Problem description: Every line below that holds the string "Nonfarm" should be copied out.

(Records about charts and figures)

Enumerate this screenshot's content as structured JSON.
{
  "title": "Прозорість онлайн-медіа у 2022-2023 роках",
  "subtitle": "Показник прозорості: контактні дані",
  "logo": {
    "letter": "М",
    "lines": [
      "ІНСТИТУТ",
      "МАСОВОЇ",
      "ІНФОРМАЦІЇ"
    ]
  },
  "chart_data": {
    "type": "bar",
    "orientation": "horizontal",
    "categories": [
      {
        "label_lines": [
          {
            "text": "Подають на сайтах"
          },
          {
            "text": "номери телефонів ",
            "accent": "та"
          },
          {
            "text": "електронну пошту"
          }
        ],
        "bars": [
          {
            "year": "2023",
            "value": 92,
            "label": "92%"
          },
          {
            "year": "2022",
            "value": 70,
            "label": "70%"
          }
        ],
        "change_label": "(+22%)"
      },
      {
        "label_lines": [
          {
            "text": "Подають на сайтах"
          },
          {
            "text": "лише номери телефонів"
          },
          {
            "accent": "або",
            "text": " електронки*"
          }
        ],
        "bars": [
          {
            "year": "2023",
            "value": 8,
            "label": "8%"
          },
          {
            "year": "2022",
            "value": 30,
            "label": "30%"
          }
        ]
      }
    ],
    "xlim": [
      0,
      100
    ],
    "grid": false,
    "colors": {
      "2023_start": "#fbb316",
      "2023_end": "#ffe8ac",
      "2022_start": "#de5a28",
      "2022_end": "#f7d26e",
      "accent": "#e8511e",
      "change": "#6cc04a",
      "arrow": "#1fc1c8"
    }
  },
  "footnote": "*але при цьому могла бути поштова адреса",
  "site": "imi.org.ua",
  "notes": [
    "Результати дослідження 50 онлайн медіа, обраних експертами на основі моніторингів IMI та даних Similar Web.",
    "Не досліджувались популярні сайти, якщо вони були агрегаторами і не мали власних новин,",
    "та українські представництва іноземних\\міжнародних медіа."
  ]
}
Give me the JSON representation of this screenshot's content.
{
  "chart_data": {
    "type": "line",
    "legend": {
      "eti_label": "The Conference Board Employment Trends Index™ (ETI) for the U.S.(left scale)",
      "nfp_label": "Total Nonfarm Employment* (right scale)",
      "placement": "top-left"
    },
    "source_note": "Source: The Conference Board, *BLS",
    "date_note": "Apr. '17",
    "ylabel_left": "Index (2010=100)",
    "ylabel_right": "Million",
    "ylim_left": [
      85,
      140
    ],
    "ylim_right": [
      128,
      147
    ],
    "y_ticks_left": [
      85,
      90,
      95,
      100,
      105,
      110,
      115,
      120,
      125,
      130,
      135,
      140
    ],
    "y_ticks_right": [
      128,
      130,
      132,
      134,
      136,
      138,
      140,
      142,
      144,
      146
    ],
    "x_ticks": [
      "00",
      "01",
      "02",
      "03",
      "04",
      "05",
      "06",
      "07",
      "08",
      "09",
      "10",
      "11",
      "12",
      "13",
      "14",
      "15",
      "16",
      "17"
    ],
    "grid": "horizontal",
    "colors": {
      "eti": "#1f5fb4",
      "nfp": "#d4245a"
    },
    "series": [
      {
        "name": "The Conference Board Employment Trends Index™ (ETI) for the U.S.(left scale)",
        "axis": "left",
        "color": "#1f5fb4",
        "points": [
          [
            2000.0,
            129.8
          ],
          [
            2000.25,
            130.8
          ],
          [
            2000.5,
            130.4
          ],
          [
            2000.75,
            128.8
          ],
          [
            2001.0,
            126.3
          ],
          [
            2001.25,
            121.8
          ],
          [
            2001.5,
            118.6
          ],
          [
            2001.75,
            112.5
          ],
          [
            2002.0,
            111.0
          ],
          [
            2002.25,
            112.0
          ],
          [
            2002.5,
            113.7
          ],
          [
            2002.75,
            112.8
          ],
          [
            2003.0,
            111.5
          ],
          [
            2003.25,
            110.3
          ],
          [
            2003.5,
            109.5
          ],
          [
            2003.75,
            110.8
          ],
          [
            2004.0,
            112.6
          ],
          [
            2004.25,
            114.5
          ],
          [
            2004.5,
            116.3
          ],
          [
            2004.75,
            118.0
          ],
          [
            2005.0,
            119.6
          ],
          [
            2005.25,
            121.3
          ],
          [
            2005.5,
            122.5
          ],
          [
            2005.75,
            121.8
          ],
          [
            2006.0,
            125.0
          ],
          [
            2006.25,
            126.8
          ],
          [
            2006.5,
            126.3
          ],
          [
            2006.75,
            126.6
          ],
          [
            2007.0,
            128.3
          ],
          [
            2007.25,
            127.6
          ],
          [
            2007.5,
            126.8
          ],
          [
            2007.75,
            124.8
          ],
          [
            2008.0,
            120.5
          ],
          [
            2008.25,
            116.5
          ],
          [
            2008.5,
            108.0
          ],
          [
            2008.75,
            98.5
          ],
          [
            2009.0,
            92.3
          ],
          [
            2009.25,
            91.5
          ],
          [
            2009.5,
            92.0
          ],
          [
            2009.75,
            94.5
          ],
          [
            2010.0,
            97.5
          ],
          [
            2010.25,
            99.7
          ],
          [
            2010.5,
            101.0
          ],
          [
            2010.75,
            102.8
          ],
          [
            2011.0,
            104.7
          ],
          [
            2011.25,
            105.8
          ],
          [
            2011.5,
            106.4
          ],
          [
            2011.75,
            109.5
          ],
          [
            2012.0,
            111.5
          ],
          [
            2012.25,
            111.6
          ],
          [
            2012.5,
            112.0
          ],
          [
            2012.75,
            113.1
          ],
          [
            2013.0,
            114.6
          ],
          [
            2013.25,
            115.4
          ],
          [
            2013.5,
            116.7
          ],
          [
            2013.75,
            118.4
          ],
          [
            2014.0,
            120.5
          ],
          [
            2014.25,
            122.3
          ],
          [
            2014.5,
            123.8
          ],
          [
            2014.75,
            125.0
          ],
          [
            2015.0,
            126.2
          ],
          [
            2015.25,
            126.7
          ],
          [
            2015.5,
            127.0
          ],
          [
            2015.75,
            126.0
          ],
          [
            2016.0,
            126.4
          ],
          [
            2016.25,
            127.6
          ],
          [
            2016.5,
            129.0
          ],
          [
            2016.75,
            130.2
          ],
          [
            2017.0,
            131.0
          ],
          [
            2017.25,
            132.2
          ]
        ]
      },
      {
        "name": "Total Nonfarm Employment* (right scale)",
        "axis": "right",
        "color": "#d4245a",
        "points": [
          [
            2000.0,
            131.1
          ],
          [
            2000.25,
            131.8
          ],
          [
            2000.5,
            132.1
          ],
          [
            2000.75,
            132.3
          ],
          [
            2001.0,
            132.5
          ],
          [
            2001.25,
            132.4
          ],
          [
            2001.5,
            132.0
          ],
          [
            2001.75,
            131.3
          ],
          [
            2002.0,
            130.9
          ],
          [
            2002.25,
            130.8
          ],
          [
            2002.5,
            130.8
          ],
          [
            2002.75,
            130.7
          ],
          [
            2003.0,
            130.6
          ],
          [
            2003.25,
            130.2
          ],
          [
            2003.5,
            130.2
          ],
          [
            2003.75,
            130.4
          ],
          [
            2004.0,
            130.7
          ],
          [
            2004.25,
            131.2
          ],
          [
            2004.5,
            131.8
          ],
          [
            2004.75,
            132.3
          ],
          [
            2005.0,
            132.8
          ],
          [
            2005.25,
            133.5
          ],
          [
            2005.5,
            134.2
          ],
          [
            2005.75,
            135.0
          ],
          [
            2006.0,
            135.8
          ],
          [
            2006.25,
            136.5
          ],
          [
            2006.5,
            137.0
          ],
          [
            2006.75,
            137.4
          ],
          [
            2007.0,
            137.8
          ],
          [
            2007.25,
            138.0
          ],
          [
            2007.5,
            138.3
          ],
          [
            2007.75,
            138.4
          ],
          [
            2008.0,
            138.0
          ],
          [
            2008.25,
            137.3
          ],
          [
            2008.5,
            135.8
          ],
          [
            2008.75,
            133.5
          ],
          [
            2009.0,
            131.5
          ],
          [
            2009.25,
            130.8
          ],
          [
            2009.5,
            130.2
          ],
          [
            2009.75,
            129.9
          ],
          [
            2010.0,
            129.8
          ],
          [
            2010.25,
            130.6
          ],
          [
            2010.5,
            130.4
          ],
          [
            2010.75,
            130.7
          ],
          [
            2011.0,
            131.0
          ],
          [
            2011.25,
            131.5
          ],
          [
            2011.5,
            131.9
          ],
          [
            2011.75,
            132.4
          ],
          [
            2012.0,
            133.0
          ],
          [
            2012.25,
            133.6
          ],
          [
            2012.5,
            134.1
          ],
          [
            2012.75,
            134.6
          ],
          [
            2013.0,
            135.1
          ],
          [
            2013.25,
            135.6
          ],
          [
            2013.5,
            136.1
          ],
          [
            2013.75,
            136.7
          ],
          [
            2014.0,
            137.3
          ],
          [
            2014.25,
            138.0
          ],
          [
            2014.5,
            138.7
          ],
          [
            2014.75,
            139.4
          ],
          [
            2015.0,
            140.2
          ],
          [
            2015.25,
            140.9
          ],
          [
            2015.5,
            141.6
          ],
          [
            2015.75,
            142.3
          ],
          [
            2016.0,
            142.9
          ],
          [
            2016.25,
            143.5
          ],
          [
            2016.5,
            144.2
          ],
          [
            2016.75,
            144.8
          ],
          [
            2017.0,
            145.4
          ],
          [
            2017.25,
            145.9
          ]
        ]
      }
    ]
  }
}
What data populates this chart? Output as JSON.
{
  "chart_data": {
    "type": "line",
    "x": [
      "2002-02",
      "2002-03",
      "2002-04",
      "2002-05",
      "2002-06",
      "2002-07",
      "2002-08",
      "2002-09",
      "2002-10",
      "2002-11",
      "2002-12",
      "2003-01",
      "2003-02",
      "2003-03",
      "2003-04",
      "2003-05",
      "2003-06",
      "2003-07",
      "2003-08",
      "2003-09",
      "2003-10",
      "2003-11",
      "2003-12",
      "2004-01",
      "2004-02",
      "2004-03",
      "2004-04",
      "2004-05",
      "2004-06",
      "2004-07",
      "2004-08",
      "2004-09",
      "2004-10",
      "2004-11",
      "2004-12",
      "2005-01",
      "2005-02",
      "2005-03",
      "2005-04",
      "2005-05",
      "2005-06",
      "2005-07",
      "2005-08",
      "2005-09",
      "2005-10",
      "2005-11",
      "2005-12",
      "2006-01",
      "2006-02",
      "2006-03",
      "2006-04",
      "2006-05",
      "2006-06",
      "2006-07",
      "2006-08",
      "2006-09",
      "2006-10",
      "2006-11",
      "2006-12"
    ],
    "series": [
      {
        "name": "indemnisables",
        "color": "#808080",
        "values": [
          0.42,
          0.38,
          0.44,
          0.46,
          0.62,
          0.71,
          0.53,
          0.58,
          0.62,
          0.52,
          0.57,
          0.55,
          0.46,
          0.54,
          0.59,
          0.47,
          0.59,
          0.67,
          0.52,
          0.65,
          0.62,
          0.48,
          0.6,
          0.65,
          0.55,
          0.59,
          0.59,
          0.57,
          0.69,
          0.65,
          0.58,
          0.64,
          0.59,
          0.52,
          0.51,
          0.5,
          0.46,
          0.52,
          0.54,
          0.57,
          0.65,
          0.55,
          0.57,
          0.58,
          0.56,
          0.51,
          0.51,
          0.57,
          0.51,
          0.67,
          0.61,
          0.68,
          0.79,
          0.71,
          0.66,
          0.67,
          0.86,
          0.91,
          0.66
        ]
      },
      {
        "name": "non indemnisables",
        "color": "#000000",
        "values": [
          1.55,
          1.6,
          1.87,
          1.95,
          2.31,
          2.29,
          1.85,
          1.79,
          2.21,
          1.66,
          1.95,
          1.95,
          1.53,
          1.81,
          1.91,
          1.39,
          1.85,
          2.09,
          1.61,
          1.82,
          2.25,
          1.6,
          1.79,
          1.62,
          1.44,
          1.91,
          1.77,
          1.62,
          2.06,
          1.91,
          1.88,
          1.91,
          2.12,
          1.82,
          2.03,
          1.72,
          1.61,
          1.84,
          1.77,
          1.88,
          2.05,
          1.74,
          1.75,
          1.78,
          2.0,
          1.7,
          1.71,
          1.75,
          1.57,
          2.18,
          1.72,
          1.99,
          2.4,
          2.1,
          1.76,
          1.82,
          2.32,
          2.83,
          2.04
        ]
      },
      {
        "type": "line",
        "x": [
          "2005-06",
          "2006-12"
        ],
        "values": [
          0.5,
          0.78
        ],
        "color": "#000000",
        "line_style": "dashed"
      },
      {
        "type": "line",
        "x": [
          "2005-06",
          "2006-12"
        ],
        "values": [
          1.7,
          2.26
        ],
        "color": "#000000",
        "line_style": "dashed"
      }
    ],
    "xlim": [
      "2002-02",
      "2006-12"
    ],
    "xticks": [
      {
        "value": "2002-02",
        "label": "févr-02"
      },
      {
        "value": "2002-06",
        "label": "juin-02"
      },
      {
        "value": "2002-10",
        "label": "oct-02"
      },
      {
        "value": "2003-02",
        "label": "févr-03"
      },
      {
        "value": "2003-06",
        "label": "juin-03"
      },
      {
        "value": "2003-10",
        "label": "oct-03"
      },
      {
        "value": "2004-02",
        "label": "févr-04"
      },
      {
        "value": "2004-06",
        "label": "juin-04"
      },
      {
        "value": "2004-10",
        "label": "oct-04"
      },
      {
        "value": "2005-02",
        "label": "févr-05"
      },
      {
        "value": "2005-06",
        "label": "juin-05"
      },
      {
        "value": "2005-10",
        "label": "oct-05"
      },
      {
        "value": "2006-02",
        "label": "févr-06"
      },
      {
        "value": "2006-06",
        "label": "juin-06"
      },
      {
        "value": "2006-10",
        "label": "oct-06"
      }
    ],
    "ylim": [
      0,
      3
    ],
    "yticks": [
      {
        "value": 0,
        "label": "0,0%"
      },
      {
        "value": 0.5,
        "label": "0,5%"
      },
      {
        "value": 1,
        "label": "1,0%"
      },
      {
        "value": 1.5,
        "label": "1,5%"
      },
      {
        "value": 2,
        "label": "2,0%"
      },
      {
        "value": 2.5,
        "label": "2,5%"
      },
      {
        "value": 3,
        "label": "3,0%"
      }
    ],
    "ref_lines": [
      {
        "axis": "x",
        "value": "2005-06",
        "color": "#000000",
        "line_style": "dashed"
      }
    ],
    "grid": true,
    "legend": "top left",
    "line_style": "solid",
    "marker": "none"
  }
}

Solution to the exercise:
      "nfp_label": "Total Nonfarm Employment* (right scale)",
        "name": "Total Nonfarm Employment* (right scale)",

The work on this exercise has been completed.